Job:
Collect every line that includes the string "Lebanon".

Entries provided:
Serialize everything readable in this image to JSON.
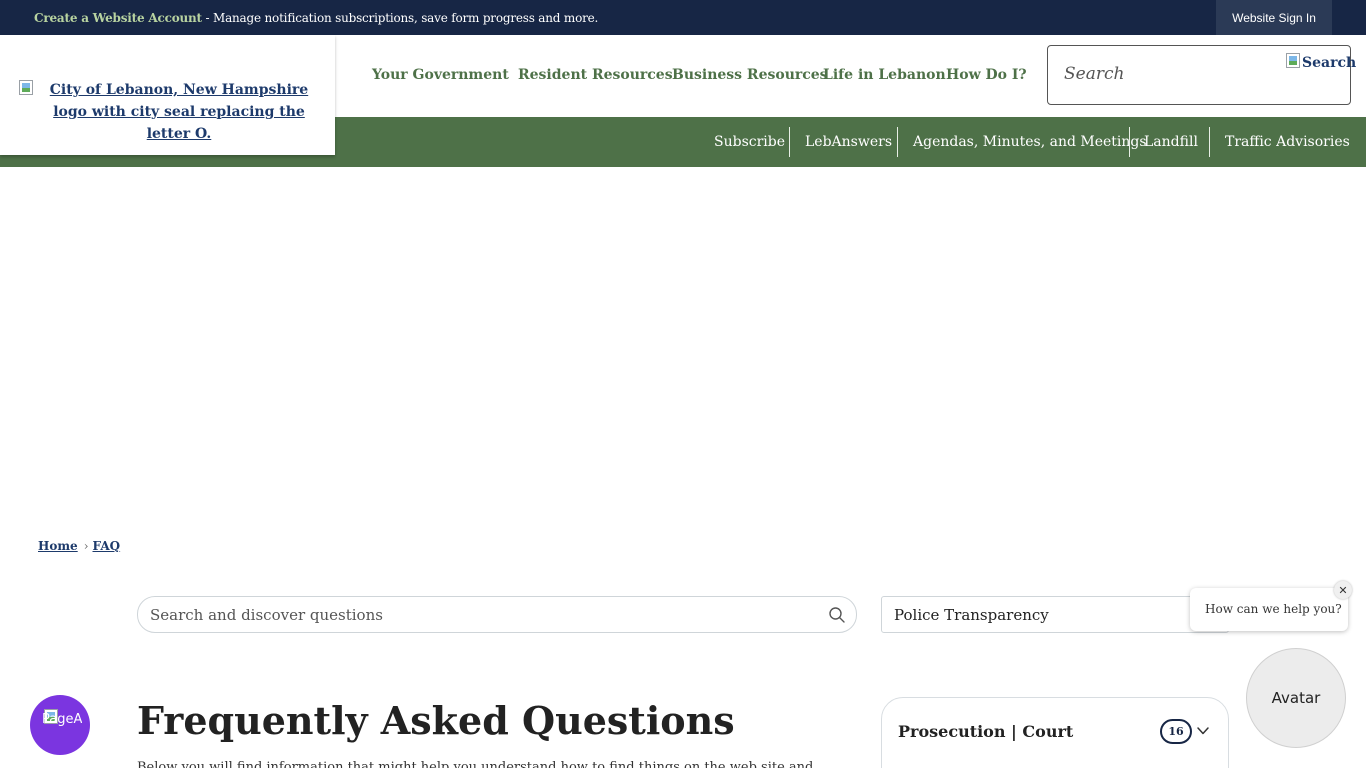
{
  "topbar": {
    "create_account_link": "Create a Website Account",
    "create_account_desc": " - Manage notification subscriptions, save form progress and more.",
    "sign_in_button": "Website Sign In"
  },
  "logo": {
    "alt_text": "City of Lebanon, New Hampshire logo with city seal replacing the letter O."
  },
  "main_nav": {
    "items": [
      "Your Government",
      "Resident Resources",
      "Business Resources",
      "Life in Lebanon",
      "How Do I?"
    ]
  },
  "site_search": {
    "placeholder": "Search",
    "button_alt": "Search"
  },
  "quick_links": {
    "items": [
      "Subscribe",
      "LebAnswers",
      "Agendas, Minutes, and Meetings",
      "Landfill",
      "Traffic Advisories"
    ]
  },
  "breadcrumb": {
    "home": "Home",
    "separator": "›",
    "current": "FAQ"
  },
  "faq_search": {
    "placeholder": "Search and discover questions",
    "category_selected": "Police Transparency"
  },
  "page": {
    "title": "Frequently Asked Questions",
    "intro": "Below you will find information that might help you understand how to find things on the web site and ..."
  },
  "category_card": {
    "title": "Prosecution | Court",
    "count": "16"
  },
  "chat": {
    "prompt": "How can we help you?",
    "close": "✕",
    "avatar": "Avatar"
  },
  "accessibility": {
    "label": "PageA Perso"
  },
  "colors": {
    "topbar": "#172645",
    "green": "#4e7148",
    "link_blue": "#1d3a6b",
    "widget_purple": "#7b35e0"
  }
}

Task response:
    "alt_text": "City of Lebanon, New Hampshire logo with city seal replacing the letter O."
      "Life in Lebanon",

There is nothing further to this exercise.